Exercise: Write every line out verbatim and omit the pictures.

------ Material for the task ------

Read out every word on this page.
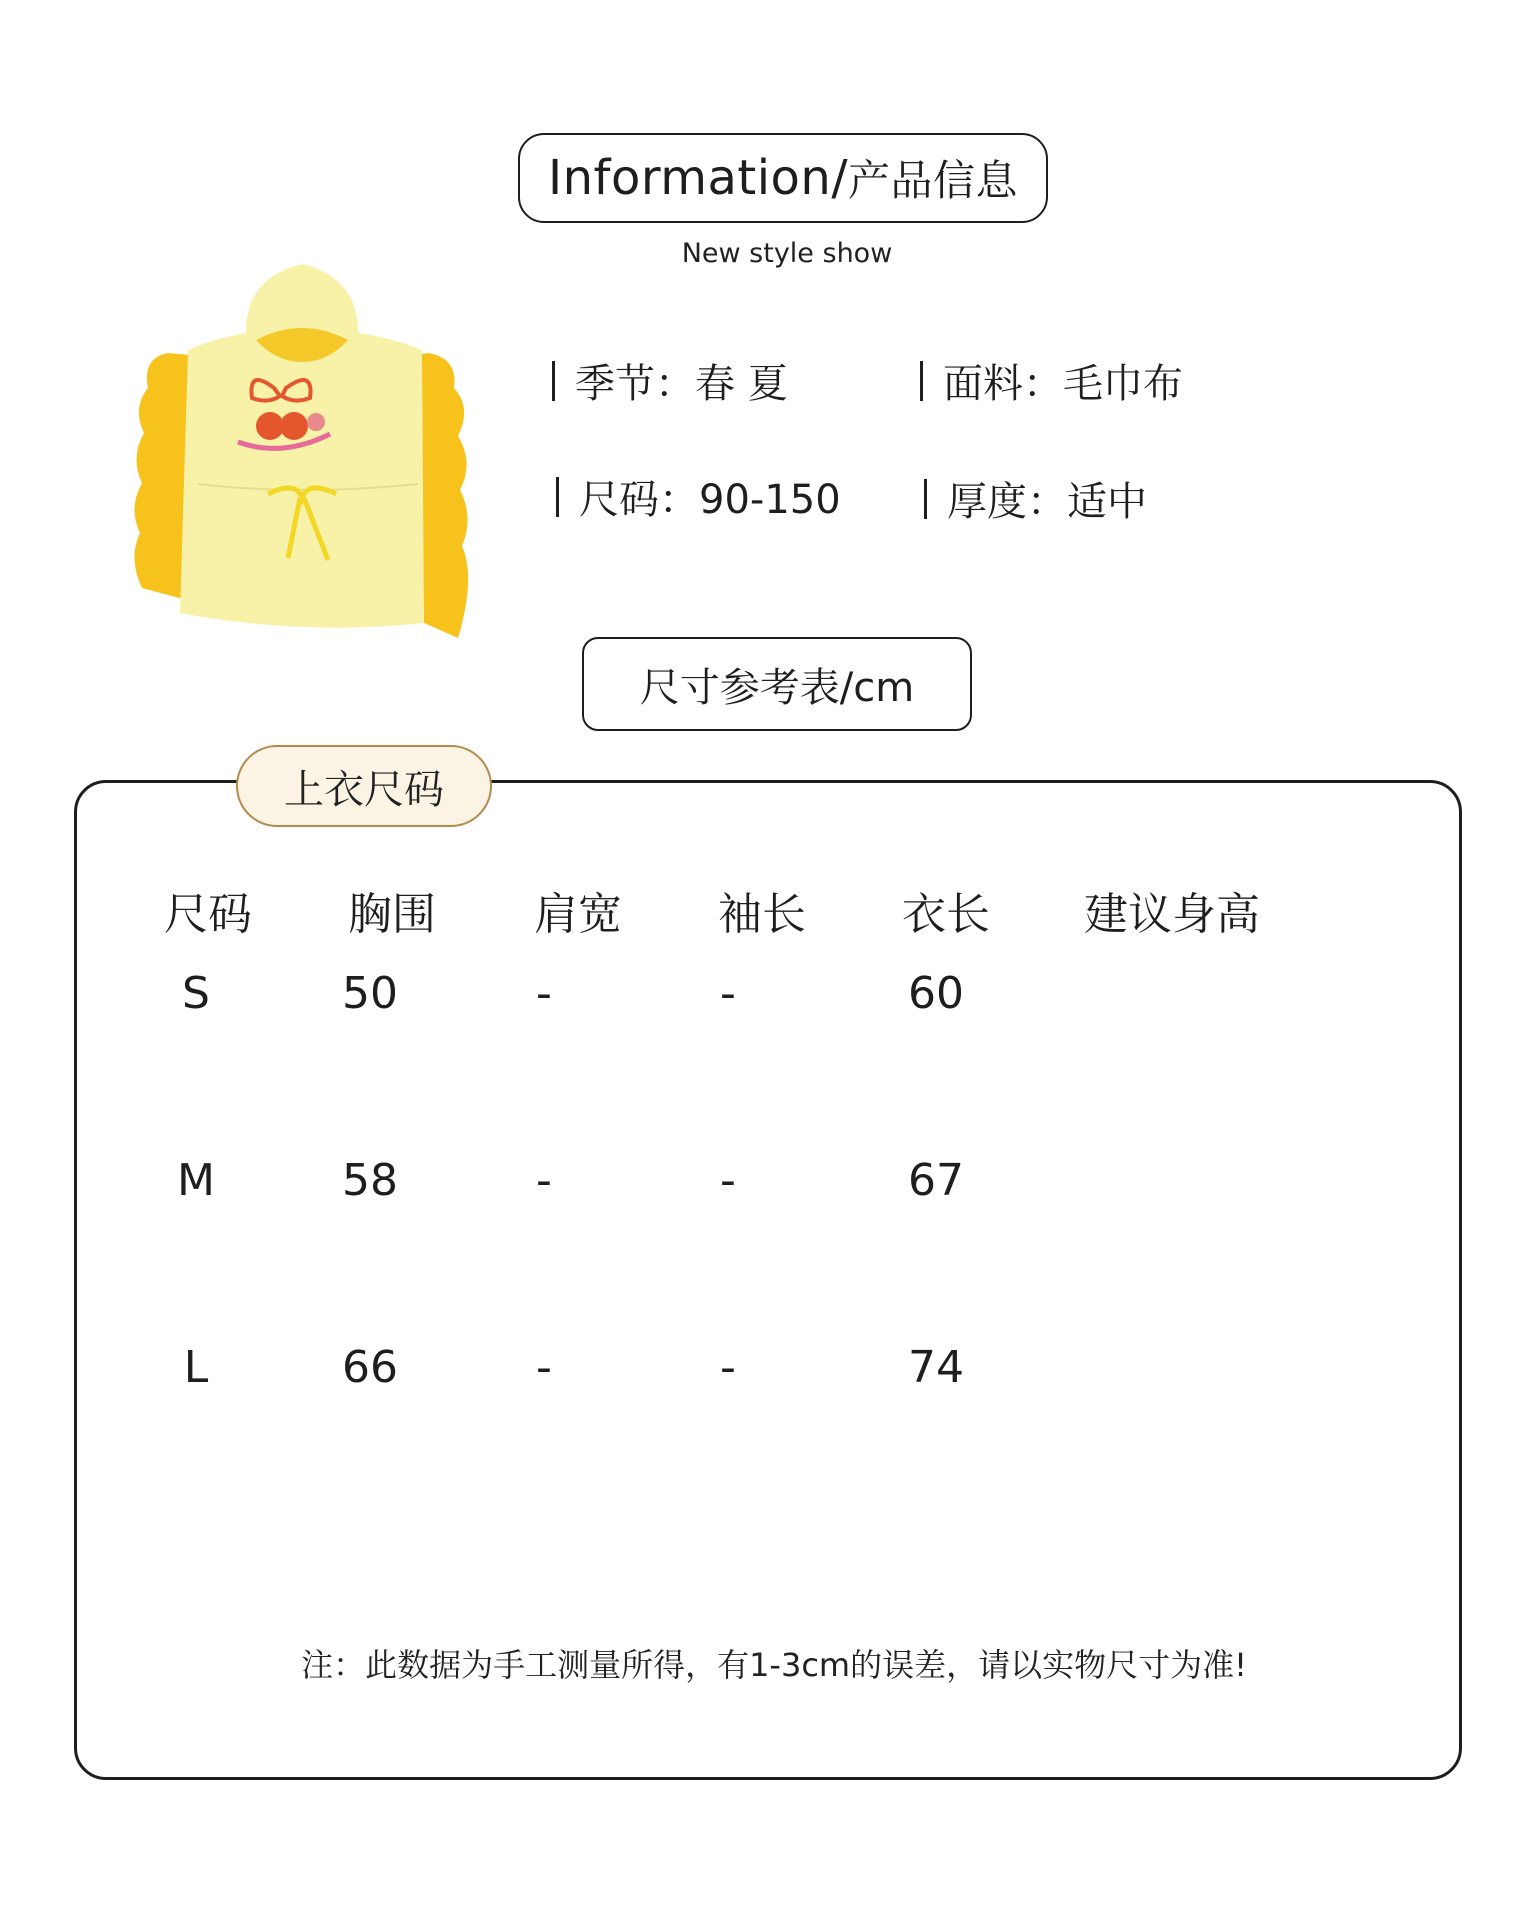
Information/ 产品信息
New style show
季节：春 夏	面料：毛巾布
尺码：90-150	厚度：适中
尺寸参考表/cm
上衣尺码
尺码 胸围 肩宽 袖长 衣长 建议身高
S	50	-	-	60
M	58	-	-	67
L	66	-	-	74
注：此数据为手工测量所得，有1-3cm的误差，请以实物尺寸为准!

------

Response to this task:
Read out every word on this page.
Information/ 产品信息
New style show
季节：春 夏	面料：毛巾布
尺码：90-150	厚度：适中
尺寸参考表/cm
上衣尺码
尺码 胸围 肩宽 袖长 衣长 建议身高
S	50	-	-	60
M	58	-	-	67
L	66	-	-	74
注：此数据为手工测量所得，有1-3cm的误差，请以实物尺寸为准!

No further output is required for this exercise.